Do this: Please give the listing again in its entirety, exactly as written.

Figure record listings:
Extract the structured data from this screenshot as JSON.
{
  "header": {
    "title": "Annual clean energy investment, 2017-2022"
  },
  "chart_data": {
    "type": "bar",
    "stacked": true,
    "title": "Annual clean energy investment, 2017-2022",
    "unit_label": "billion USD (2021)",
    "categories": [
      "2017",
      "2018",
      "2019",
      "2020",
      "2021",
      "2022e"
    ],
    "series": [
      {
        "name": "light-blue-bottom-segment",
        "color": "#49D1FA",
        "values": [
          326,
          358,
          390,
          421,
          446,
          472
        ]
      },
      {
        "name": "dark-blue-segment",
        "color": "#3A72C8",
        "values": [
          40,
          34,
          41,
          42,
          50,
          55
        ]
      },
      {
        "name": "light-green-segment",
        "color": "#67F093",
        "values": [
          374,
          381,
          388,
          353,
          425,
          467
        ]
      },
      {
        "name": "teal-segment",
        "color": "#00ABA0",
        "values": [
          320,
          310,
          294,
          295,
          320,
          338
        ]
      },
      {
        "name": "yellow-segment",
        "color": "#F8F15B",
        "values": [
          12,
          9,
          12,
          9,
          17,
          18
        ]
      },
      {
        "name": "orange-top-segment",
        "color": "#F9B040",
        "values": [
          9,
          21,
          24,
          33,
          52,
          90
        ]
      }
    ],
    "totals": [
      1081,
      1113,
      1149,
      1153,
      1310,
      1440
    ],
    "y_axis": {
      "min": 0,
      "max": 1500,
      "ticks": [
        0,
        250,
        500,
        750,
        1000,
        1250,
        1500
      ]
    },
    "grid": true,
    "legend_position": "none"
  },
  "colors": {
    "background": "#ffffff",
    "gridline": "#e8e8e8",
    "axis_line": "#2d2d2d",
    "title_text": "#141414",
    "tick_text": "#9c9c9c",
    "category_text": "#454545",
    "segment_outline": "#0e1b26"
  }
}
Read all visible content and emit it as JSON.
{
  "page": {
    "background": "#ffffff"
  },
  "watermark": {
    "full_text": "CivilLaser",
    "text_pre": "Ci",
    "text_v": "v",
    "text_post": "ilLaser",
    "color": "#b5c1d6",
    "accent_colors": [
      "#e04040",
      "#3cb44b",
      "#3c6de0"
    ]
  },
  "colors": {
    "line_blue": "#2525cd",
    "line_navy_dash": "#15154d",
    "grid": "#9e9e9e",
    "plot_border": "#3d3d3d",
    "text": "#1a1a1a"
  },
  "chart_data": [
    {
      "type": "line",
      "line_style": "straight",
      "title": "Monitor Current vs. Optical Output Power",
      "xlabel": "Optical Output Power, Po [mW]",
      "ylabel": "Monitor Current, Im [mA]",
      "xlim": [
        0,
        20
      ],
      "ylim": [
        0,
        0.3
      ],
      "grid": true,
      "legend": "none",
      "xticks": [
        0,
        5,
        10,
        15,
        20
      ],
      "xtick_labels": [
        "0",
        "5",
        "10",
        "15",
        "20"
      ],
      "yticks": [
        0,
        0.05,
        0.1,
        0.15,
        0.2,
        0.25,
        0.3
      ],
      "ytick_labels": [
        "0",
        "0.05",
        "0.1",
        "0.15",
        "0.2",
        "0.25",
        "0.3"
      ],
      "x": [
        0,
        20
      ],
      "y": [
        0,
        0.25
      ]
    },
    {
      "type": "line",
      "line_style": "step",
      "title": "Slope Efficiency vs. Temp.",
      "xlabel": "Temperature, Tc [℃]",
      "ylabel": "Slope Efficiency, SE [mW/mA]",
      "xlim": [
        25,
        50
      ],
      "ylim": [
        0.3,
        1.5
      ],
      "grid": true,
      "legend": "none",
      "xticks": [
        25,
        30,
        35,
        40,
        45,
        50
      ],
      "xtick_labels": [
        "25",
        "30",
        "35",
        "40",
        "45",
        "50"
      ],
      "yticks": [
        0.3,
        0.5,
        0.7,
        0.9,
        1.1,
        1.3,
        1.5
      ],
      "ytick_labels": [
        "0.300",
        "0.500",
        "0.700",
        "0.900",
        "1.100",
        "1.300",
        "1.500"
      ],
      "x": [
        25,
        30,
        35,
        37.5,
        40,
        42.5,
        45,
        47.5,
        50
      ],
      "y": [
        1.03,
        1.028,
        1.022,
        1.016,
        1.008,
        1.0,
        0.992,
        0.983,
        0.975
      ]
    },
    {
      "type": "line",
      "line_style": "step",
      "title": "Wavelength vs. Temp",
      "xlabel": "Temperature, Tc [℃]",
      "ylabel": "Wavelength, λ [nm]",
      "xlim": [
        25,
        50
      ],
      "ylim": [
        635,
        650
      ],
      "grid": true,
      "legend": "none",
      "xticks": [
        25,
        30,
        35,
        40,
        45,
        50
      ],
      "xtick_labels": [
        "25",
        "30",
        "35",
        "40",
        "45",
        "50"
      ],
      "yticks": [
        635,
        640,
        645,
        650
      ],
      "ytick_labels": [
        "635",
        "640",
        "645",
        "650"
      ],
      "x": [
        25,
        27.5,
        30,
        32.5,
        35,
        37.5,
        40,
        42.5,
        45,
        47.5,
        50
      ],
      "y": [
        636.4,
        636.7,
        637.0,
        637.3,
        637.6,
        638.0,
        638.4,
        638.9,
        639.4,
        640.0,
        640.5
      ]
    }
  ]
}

Expected answer:
Extract the structured data from this screenshot as JSON.
{
  "header": {
    "title": "Annual clean energy investment, 2017-2022"
  },
  "chart_data": {
    "type": "bar",
    "stacked": true,
    "title": "Annual clean energy investment, 2017-2022",
    "unit_label": "billion USD (2021)",
    "categories": [
      "2017",
      "2018",
      "2019",
      "2020",
      "2021",
      "2022e"
    ],
    "series": [
      {
        "name": "light-blue-bottom-segment",
        "color": "#49D1FA",
        "values": [
          326,
          358,
          390,
          421,
          446,
          472
        ]
      },
      {
        "name": "dark-blue-segment",
        "color": "#3A72C8",
        "values": [
          40,
          34,
          41,
          42,
          50,
          55
        ]
      },
      {
        "name": "light-green-segment",
        "color": "#67F093",
        "values": [
          374,
          381,
          388,
          353,
          425,
          467
        ]
      },
      {
        "name": "teal-segment",
        "color": "#00ABA0",
        "values": [
          320,
          310,
          294,
          295,
          320,
          338
        ]
      },
      {
        "name": "yellow-segment",
        "color": "#F8F15B",
        "values": [
          12,
          9,
          12,
          9,
          17,
          18
        ]
      },
      {
        "name": "orange-top-segment",
        "color": "#F9B040",
        "values": [
          9,
          21,
          24,
          33,
          52,
          90
        ]
      }
    ],
    "totals": [
      1081,
      1113,
      1149,
      1153,
      1310,
      1440
    ],
    "y_axis": {
      "min": 0,
      "max": 1500,
      "ticks": [
        0,
        250,
        500,
        750,
        1000,
        1250,
        1500
      ]
    },
    "grid": true,
    "legend_position": "none"
  },
  "colors": {
    "background": "#ffffff",
    "gridline": "#e8e8e8",
    "axis_line": "#2d2d2d",
    "title_text": "#141414",
    "tick_text": "#9c9c9c",
    "category_text": "#454545",
    "segment_outline": "#0e1b26"
  }
}
Read all visible content and emit it as JSON.
{
  "page": {
    "background": "#ffffff"
  },
  "watermark": {
    "full_text": "CivilLaser",
    "text_pre": "Ci",
    "text_v": "v",
    "text_post": "ilLaser",
    "color": "#b5c1d6",
    "accent_colors": [
      "#e04040",
      "#3cb44b",
      "#3c6de0"
    ]
  },
  "colors": {
    "line_blue": "#2525cd",
    "line_navy_dash": "#15154d",
    "grid": "#9e9e9e",
    "plot_border": "#3d3d3d",
    "text": "#1a1a1a"
  },
  "chart_data": [
    {
      "type": "line",
      "line_style": "straight",
      "title": "Monitor Current vs. Optical Output Power",
      "xlabel": "Optical Output Power, Po [mW]",
      "ylabel": "Monitor Current, Im [mA]",
      "xlim": [
        0,
        20
      ],
      "ylim": [
        0,
        0.3
      ],
      "grid": true,
      "legend": "none",
      "xticks": [
        0,
        5,
        10,
        15,
        20
      ],
      "xtick_labels": [
        "0",
        "5",
        "10",
        "15",
        "20"
      ],
      "yticks": [
        0,
        0.05,
        0.1,
        0.15,
        0.2,
        0.25,
        0.3
      ],
      "ytick_labels": [
        "0",
        "0.05",
        "0.1",
        "0.15",
        "0.2",
        "0.25",
        "0.3"
      ],
      "x": [
        0,
        20
      ],
      "y": [
        0,
        0.25
      ]
    },
    {
      "type": "line",
      "line_style": "step",
      "title": "Slope Efficiency vs. Temp.",
      "xlabel": "Temperature, Tc [℃]",
      "ylabel": "Slope Efficiency, SE [mW/mA]",
      "xlim": [
        25,
        50
      ],
      "ylim": [
        0.3,
        1.5
      ],
      "grid": true,
      "legend": "none",
      "xticks": [
        25,
        30,
        35,
        40,
        45,
        50
      ],
      "xtick_labels": [
        "25",
        "30",
        "35",
        "40",
        "45",
        "50"
      ],
      "yticks": [
        0.3,
        0.5,
        0.7,
        0.9,
        1.1,
        1.3,
        1.5
      ],
      "ytick_labels": [
        "0.300",
        "0.500",
        "0.700",
        "0.900",
        "1.100",
        "1.300",
        "1.500"
      ],
      "x": [
        25,
        30,
        35,
        37.5,
        40,
        42.5,
        45,
        47.5,
        50
      ],
      "y": [
        1.03,
        1.028,
        1.022,
        1.016,
        1.008,
        1.0,
        0.992,
        0.983,
        0.975
      ]
    },
    {
      "type": "line",
      "line_style": "step",
      "title": "Wavelength vs. Temp",
      "xlabel": "Temperature, Tc [℃]",
      "ylabel": "Wavelength, λ [nm]",
      "xlim": [
        25,
        50
      ],
      "ylim": [
        635,
        650
      ],
      "grid": true,
      "legend": "none",
      "xticks": [
        25,
        30,
        35,
        40,
        45,
        50
      ],
      "xtick_labels": [
        "25",
        "30",
        "35",
        "40",
        "45",
        "50"
      ],
      "yticks": [
        635,
        640,
        645,
        650
      ],
      "ytick_labels": [
        "635",
        "640",
        "645",
        "650"
      ],
      "x": [
        25,
        27.5,
        30,
        32.5,
        35,
        37.5,
        40,
        42.5,
        45,
        47.5,
        50
      ],
      "y": [
        636.4,
        636.7,
        637.0,
        637.3,
        637.6,
        638.0,
        638.4,
        638.9,
        639.4,
        640.0,
        640.5
      ]
    }
  ]
}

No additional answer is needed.